● Material supplied
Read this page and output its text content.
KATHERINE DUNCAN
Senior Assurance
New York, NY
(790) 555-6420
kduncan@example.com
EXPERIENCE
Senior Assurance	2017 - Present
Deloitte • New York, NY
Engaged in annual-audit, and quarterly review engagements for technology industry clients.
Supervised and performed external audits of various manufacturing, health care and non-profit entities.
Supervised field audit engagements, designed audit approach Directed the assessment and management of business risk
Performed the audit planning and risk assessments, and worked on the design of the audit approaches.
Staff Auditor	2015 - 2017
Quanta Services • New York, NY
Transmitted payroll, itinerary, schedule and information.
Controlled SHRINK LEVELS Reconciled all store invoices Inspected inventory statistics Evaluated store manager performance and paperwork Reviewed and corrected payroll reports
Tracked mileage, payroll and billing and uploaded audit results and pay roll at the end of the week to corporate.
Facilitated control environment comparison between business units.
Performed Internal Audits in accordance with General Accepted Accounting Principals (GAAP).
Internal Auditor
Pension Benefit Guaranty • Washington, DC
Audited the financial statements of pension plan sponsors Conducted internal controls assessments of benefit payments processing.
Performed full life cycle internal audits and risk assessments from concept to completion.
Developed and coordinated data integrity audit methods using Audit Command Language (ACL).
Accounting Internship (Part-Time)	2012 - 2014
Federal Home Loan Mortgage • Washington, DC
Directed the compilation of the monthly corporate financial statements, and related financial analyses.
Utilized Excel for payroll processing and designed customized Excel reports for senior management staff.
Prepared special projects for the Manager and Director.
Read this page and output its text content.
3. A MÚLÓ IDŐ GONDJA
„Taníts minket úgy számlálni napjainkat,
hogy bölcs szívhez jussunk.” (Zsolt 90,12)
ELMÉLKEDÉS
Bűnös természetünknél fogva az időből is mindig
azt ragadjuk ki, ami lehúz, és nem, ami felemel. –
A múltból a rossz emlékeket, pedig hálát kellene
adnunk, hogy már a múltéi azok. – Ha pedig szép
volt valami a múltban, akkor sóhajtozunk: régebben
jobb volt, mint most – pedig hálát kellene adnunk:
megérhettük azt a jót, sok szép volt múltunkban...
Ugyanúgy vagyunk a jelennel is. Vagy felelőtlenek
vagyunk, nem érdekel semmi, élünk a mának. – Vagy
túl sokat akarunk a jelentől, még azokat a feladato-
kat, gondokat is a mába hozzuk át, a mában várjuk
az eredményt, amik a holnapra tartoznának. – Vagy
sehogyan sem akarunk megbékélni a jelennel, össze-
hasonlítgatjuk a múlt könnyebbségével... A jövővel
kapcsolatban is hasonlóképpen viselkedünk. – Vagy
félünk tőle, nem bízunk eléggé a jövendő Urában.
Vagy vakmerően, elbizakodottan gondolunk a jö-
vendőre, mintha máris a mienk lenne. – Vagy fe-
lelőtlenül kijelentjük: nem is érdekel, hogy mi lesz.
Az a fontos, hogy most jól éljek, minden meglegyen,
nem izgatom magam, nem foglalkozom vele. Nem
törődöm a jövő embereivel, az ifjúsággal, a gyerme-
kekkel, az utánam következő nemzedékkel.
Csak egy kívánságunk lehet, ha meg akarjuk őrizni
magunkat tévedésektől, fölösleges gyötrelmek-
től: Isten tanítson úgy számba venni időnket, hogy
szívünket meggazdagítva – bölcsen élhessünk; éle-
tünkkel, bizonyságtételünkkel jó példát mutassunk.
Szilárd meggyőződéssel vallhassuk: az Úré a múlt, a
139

● What needs to be done
Copy each line from the records above that includes the string "statements".

● Exercise response
Audited the financial statements of pension plan sponsors Conducted internal controls assessments of benefit payments processing.
Directed the compilation of the monthly corporate financial statements, and related financial analyses.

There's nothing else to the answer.